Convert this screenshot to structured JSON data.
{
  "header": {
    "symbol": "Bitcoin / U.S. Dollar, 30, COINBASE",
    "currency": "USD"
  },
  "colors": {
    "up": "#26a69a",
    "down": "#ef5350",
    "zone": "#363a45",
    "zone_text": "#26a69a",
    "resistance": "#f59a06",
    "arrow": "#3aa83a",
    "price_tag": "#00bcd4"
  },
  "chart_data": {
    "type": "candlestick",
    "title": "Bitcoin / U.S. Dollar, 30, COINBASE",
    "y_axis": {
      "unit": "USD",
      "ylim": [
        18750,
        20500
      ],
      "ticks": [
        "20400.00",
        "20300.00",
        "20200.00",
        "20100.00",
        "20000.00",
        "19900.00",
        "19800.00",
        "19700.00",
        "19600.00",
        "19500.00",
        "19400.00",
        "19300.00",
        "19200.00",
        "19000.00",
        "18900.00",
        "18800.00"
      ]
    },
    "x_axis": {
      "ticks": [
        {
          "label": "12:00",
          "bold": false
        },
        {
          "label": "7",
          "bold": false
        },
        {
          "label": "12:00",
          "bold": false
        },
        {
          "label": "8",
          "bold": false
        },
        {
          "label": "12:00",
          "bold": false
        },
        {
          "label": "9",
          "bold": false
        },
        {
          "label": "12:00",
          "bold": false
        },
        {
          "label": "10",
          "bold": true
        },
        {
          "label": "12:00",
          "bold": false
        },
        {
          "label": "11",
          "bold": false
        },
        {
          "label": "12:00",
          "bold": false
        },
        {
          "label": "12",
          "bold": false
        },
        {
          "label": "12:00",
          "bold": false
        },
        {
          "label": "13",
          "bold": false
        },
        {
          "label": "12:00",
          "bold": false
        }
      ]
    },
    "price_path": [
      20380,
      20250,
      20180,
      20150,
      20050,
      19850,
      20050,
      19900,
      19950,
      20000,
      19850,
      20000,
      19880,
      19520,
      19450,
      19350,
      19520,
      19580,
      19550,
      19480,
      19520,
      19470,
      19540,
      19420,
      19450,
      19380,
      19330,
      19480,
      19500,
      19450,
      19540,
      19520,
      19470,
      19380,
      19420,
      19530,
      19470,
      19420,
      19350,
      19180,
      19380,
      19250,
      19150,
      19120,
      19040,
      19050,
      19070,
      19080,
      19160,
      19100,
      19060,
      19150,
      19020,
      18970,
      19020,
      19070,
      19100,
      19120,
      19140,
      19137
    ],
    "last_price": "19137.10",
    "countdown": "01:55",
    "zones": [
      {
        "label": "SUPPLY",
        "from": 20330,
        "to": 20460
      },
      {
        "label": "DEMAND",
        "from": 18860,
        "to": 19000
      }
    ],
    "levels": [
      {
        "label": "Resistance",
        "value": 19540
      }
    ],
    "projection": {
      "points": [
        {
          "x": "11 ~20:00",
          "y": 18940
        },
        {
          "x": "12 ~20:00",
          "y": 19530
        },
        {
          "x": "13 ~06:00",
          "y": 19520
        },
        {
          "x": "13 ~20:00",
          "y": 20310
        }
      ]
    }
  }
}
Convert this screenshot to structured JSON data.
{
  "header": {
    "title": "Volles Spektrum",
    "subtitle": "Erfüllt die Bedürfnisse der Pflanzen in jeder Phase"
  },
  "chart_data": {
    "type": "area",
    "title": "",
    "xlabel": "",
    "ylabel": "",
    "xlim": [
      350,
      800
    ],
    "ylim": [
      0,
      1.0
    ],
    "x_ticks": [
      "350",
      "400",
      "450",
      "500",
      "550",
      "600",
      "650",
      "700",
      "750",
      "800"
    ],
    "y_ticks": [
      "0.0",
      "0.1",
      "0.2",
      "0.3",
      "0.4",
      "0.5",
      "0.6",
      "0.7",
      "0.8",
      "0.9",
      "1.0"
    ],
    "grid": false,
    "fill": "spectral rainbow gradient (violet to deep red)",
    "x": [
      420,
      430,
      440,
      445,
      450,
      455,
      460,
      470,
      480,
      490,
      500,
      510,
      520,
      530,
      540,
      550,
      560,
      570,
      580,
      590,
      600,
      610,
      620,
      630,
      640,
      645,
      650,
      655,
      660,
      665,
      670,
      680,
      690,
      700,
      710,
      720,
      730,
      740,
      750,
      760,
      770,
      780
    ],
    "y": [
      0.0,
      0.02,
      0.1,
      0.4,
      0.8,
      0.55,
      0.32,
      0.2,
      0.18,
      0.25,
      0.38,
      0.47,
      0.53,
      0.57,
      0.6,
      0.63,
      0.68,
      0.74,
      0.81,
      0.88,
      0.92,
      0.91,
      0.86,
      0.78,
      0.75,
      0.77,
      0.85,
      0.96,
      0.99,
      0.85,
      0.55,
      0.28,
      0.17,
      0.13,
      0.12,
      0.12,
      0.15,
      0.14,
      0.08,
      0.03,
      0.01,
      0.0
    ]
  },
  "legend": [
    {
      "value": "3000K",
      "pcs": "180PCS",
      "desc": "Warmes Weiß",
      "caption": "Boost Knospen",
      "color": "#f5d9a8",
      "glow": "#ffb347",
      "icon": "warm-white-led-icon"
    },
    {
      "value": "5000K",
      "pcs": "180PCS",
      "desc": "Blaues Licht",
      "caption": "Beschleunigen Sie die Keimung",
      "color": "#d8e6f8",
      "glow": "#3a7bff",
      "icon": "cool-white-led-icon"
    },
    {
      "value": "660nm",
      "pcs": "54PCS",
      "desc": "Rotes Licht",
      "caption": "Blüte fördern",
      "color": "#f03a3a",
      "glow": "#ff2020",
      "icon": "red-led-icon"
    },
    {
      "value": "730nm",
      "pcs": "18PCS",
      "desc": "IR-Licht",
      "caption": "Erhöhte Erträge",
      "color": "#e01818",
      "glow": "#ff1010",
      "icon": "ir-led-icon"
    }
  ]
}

## REQUIRED WORK
Extract all lines from the material above that include the word "Dollar".

## TASK ANSWER
    "symbol": "Bitcoin / U.S. Dollar, 30, COINBASE",
    "title": "Bitcoin / U.S. Dollar, 30, COINBASE",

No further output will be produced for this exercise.